DATA:
****
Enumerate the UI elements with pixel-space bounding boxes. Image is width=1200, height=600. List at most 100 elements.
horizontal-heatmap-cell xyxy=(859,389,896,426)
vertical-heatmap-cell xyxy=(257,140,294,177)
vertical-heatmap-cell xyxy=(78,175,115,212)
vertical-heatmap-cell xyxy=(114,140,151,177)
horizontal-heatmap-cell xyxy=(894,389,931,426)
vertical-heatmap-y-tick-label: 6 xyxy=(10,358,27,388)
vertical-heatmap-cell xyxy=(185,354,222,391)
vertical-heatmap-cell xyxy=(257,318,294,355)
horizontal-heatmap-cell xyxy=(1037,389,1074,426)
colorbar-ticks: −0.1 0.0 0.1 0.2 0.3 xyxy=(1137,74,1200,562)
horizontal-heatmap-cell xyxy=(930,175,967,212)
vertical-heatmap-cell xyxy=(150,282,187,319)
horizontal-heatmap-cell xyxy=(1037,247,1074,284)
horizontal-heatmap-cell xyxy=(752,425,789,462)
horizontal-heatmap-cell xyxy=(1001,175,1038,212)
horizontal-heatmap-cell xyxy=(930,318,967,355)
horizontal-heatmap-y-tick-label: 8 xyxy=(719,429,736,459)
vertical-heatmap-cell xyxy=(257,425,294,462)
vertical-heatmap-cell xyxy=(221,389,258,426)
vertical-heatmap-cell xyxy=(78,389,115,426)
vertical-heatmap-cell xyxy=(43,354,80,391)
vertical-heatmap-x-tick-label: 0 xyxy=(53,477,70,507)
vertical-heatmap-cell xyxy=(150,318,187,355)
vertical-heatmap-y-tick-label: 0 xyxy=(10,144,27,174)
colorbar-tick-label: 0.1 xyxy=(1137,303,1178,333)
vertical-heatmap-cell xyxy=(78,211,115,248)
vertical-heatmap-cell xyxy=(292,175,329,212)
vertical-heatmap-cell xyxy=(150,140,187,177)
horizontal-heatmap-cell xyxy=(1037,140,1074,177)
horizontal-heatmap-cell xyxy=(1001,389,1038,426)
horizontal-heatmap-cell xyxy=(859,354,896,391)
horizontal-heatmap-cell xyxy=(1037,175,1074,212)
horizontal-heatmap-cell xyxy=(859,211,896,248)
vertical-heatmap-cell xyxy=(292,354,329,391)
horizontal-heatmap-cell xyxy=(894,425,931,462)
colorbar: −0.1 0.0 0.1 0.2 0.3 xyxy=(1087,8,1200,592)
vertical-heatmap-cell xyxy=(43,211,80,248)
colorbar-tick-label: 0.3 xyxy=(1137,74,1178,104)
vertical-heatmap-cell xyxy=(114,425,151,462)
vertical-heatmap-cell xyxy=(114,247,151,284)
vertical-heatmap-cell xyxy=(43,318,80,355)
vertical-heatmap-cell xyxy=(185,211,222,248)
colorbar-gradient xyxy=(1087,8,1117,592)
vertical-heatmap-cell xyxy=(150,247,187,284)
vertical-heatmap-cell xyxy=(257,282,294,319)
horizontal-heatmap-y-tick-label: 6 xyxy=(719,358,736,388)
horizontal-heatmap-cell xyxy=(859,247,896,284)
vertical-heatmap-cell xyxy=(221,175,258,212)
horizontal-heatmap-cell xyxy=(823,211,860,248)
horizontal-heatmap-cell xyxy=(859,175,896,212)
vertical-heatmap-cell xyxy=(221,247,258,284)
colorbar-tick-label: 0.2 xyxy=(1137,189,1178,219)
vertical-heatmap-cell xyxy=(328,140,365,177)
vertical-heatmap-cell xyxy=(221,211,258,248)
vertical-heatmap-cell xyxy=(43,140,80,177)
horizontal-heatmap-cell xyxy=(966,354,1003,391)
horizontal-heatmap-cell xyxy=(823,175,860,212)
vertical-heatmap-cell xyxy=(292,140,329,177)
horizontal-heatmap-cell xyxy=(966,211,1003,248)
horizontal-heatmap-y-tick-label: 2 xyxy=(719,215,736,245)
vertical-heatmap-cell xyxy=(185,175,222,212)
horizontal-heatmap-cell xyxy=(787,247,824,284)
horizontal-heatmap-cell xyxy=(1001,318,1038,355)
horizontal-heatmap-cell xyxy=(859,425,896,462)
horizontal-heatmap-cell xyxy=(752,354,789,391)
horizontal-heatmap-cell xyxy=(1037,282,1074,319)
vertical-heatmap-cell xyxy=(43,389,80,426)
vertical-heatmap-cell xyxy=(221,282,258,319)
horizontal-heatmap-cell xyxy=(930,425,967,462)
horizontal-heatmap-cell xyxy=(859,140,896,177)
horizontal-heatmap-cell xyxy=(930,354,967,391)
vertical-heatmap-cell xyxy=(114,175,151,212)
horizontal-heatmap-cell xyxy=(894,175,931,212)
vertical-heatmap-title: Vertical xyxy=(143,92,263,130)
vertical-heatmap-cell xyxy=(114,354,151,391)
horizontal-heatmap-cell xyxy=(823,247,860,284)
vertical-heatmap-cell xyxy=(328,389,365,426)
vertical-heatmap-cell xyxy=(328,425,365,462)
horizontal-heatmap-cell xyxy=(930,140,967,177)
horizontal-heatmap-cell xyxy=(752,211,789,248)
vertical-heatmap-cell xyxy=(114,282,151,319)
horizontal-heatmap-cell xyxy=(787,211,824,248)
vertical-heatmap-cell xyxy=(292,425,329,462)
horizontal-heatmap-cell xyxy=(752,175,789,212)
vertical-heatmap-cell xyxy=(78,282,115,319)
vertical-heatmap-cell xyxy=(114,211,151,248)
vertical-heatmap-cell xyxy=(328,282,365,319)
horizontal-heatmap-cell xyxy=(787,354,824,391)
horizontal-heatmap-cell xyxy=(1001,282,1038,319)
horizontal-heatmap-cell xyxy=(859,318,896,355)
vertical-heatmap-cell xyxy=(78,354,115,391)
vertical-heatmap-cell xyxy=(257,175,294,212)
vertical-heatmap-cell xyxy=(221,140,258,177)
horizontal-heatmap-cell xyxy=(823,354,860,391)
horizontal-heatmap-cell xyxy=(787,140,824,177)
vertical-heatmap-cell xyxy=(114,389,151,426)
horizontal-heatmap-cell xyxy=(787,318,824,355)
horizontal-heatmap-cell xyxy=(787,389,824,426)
****
STATED TASK: Arrange every line of the entries above as a Markdown table with the columns "No." and "Line," numbering the rows in order and leaving out blank lines.

ANSWER:
| No. | Line |
|---|---|
| 1 | Enumerate the UI elements with pixel-space bounding boxes. Image is width=1200, height=600. List at most 100 elements. |
| 2 | horizontal-heatmap-cell xyxy=(859,389,896,426) |
| 3 | vertical-heatmap-cell xyxy=(257,140,294,177) |
| 4 | vertical-heatmap-cell xyxy=(78,175,115,212) |
| 5 | vertical-heatmap-cell xyxy=(114,140,151,177) |
| 6 | horizontal-heatmap-cell xyxy=(894,389,931,426) |
| 7 | vertical-heatmap-y-tick-label: 6 xyxy=(10,358,27,388) |
| 8 | vertical-heatmap-cell xyxy=(185,354,222,391) |
| 9 | vertical-heatmap-cell xyxy=(257,318,294,355) |
| 10 | horizontal-heatmap-cell xyxy=(1037,389,1074,426) |
| 11 | colorbar-ticks: −0.1 0.0 0.1 0.2 0.3 xyxy=(1137,74,1200,562) |
| 12 | horizontal-heatmap-cell xyxy=(930,175,967,212) |
| 13 | vertical-heatmap-cell xyxy=(150,282,187,319) |
| 14 | horizontal-heatmap-cell xyxy=(1037,247,1074,284) |
| 15 | horizontal-heatmap-cell xyxy=(752,425,789,462) |
| 16 | horizontal-heatmap-cell xyxy=(1001,175,1038,212) |
| 17 | horizontal-heatmap-cell xyxy=(930,318,967,355) |
| 18 | horizontal-heatmap-y-tick-label: 8 xyxy=(719,429,736,459) |
| 19 | vertical-heatmap-cell xyxy=(257,425,294,462) |
| 20 | vertical-heatmap-cell xyxy=(221,389,258,426) |
| 21 | vertical-heatmap-cell xyxy=(78,389,115,426) |
| 22 | vertical-heatmap-cell xyxy=(43,354,80,391) |
| 23 | vertical-heatmap-x-tick-label: 0 xyxy=(53,477,70,507) |
| 24 | vertical-heatmap-cell xyxy=(150,318,187,355) |
| 25 | vertical-heatmap-y-tick-label: 0 xyxy=(10,144,27,174) |
| 26 | colorbar-tick-label: 0.1 xyxy=(1137,303,1178,333) |
| 27 | vertical-heatmap-cell xyxy=(78,211,115,248) |
| 28 | vertical-heatmap-cell xyxy=(292,175,329,212) |
| 29 | vertical-heatmap-cell xyxy=(150,140,187,177) |
| 30 | horizontal-heatmap-cell xyxy=(1037,140,1074,177) |
| 31 | horizontal-heatmap-cell xyxy=(1001,389,1038,426) |
| 32 | horizontal-heatmap-cell xyxy=(859,354,896,391) |
| 33 | horizontal-heatmap-cell xyxy=(1037,175,1074,212) |
| 34 | horizontal-heatmap-cell xyxy=(859,211,896,248) |
| 35 | vertical-heatmap-cell xyxy=(292,354,329,391) |
| 36 | horizontal-heatmap-cell xyxy=(894,425,931,462) |
| 37 | colorbar: −0.1 0.0 0.1 0.2 0.3 xyxy=(1087,8,1200,592) |
| 38 | vertical-heatmap-cell xyxy=(43,211,80,248) |
| 39 | colorbar-tick-label: 0.3 xyxy=(1137,74,1178,104) |
| 40 | vertical-heatmap-cell xyxy=(114,425,151,462) |
| 41 | vertical-heatmap-cell xyxy=(114,247,151,284) |
| 42 | vertical-heatmap-cell xyxy=(43,318,80,355) |
| 43 | vertical-heatmap-cell xyxy=(185,211,222,248) |
| 44 | colorbar-gradient xyxy=(1087,8,1117,592) |
| 45 | vertical-heatmap-cell xyxy=(150,247,187,284) |
| 46 | vertical-heatmap-cell xyxy=(257,282,294,319) |
| 47 | horizontal-heatmap-y-tick-label: 6 xyxy=(719,358,736,388) |
| 48 | horizontal-heatmap-cell xyxy=(859,247,896,284) |
| 49 | vertical-heatmap-cell xyxy=(221,175,258,212) |
| 50 | horizontal-heatmap-cell xyxy=(823,211,860,248) |
| 51 | horizontal-heatmap-cell xyxy=(859,175,896,212) |
| 52 | vertical-heatmap-cell xyxy=(221,247,258,284) |
| 53 | colorbar-tick-label: 0.2 xyxy=(1137,189,1178,219) |
| 54 | vertical-heatmap-cell xyxy=(328,140,365,177) |
| 55 | vertical-heatmap-cell xyxy=(221,211,258,248) |
| 56 | vertical-heatmap-cell xyxy=(43,140,80,177) |
| 57 | horizontal-heatmap-cell xyxy=(966,354,1003,391) |
| 58 | horizontal-heatmap-cell xyxy=(823,175,860,212) |
| 59 | vertical-heatmap-cell xyxy=(292,140,329,177) |
| 60 | horizontal-heatmap-cell xyxy=(966,211,1003,248) |
| 61 | horizontal-heatmap-y-tick-label: 2 xyxy=(719,215,736,245) |
| 62 | vertical-heatmap-cell xyxy=(185,175,222,212) |
| 63 | horizontal-heatmap-cell xyxy=(787,247,824,284) |
| 64 | horizontal-heatmap-cell xyxy=(1001,318,1038,355) |
| 65 | horizontal-heatmap-cell xyxy=(859,425,896,462) |
| 66 | horizontal-heatmap-cell xyxy=(752,354,789,391) |
| 67 | horizontal-heatmap-cell xyxy=(1037,282,1074,319) |
| 68 | vertical-heatmap-cell xyxy=(43,389,80,426) |
| 69 | vertical-heatmap-cell xyxy=(221,282,258,319) |
| 70 | horizontal-heatmap-cell xyxy=(930,425,967,462) |
| 71 | horizontal-heatmap-cell xyxy=(859,140,896,177) |
| 72 | horizontal-heatmap-cell xyxy=(930,354,967,391) |
| 73 | vertical-heatmap-cell xyxy=(114,175,151,212) |
| 74 | horizontal-heatmap-cell xyxy=(894,175,931,212) |
| 75 | vertical-heatmap-title: Vertical xyxy=(143,92,263,130) |
| 76 | vertical-heatmap-cell xyxy=(114,354,151,391) |
| 77 | horizontal-heatmap-cell xyxy=(823,247,860,284) |
| 78 | vertical-heatmap-cell xyxy=(328,389,365,426) |
| 79 | vertical-heatmap-cell xyxy=(328,425,365,462) |
| 80 | horizontal-heatmap-cell xyxy=(930,140,967,177) |
| 81 | horizontal-heatmap-cell xyxy=(752,211,789,248) |
| 82 | vertical-heatmap-cell xyxy=(114,282,151,319) |
| 83 | horizontal-heatmap-cell xyxy=(787,211,824,248) |
| 84 | vertical-heatmap-cell xyxy=(292,425,329,462) |
| 85 | horizontal-heatmap-cell xyxy=(752,175,789,212) |
| 86 | vertical-heatmap-cell xyxy=(78,282,115,319) |
| 87 | vertical-heatmap-cell xyxy=(114,211,151,248) |
| 88 | vertical-heatmap-cell xyxy=(328,282,365,319) |
| 89 | horizontal-heatmap-cell xyxy=(787,354,824,391) |
| 90 | horizontal-heatmap-cell xyxy=(1001,282,1038,319) |
| 91 | horizontal-heatmap-cell xyxy=(859,318,896,355) |
| 92 | vertical-heatmap-cell xyxy=(78,354,115,391) |
| 93 | vertical-heatmap-cell xyxy=(257,175,294,212) |
| 94 | vertical-heatmap-cell xyxy=(221,140,258,177) |
| 95 | horizontal-heatmap-cell xyxy=(823,354,860,391) |
| 96 | horizontal-heatmap-cell xyxy=(787,140,824,177) |
| 97 | vertical-heatmap-cell xyxy=(114,389,151,426) |
| 98 | horizontal-heatmap-cell xyxy=(787,318,824,355) |
| 99 | horizontal-heatmap-cell xyxy=(787,389,824,426) |